§ **Raw data**
════

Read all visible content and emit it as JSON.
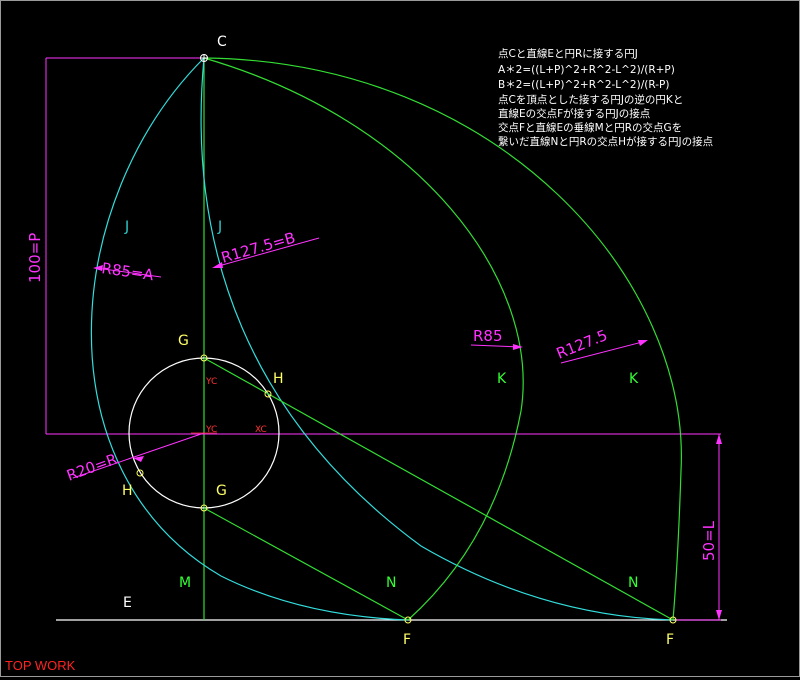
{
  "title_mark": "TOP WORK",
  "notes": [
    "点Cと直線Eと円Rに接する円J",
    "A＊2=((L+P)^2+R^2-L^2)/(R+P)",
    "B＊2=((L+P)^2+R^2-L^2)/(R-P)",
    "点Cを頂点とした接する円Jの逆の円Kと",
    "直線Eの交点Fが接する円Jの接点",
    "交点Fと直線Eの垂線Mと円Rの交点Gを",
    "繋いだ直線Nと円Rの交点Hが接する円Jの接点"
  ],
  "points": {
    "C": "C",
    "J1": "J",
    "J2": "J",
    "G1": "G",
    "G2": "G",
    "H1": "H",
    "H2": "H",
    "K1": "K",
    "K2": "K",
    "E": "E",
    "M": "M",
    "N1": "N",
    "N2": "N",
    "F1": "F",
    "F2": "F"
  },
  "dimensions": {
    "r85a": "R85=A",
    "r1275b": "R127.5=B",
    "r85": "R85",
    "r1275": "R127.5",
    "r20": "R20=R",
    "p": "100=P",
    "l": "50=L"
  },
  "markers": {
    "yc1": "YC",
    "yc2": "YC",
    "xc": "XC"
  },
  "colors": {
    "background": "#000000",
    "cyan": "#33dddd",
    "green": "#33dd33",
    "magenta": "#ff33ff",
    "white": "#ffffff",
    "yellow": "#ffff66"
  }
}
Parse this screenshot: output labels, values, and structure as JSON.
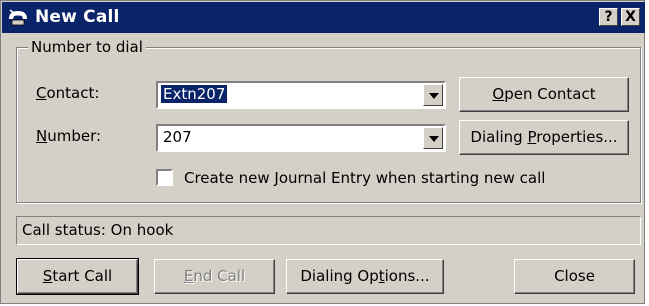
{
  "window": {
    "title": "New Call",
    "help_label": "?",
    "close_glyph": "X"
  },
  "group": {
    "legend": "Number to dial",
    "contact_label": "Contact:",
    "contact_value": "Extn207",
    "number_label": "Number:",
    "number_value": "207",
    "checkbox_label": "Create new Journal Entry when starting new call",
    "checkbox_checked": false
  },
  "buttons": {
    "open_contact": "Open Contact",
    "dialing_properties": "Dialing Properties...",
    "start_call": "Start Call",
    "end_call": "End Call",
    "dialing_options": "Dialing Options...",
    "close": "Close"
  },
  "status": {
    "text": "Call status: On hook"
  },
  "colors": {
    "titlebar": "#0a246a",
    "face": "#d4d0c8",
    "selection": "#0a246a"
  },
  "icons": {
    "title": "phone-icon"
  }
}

════

Omit every picture, then repeat the remaining data exactly as it appears above.

§ **Task answer**
Read all visible content and emit it as JSON.
{
  "title_mark": "TOP WORK",
  "notes": [
    "点Cと直線Eと円Rに接する円J",
    "A＊2=((L+P)^2+R^2-L^2)/(R+P)",
    "B＊2=((L+P)^2+R^2-L^2)/(R-P)",
    "点Cを頂点とした接する円Jの逆の円Kと",
    "直線Eの交点Fが接する円Jの接点",
    "交点Fと直線Eの垂線Mと円Rの交点Gを",
    "繋いだ直線Nと円Rの交点Hが接する円Jの接点"
  ],
  "points": {
    "C": "C",
    "J1": "J",
    "J2": "J",
    "G1": "G",
    "G2": "G",
    "H1": "H",
    "H2": "H",
    "K1": "K",
    "K2": "K",
    "E": "E",
    "M": "M",
    "N1": "N",
    "N2": "N",
    "F1": "F",
    "F2": "F"
  },
  "dimensions": {
    "r85a": "R85=A",
    "r1275b": "R127.5=B",
    "r85": "R85",
    "r1275": "R127.5",
    "r20": "R20=R",
    "p": "100=P",
    "l": "50=L"
  },
  "markers": {
    "yc1": "YC",
    "yc2": "YC",
    "xc": "XC"
  },
  "colors": {
    "background": "#000000",
    "cyan": "#33dddd",
    "green": "#33dd33",
    "magenta": "#ff33ff",
    "white": "#ffffff",
    "yellow": "#ffff66"
  }
}
Parse this screenshot: output labels, values, and structure as JSON.
{
  "window": {
    "title": "New Call",
    "help_label": "?",
    "close_glyph": "X"
  },
  "group": {
    "legend": "Number to dial",
    "contact_label": "Contact:",
    "contact_value": "Extn207",
    "number_label": "Number:",
    "number_value": "207",
    "checkbox_label": "Create new Journal Entry when starting new call",
    "checkbox_checked": false
  },
  "buttons": {
    "open_contact": "Open Contact",
    "dialing_properties": "Dialing Properties...",
    "start_call": "Start Call",
    "end_call": "End Call",
    "dialing_options": "Dialing Options...",
    "close": "Close"
  },
  "status": {
    "text": "Call status: On hook"
  },
  "colors": {
    "titlebar": "#0a246a",
    "face": "#d4d0c8",
    "selection": "#0a246a"
  },
  "icons": {
    "title": "phone-icon"
  }
}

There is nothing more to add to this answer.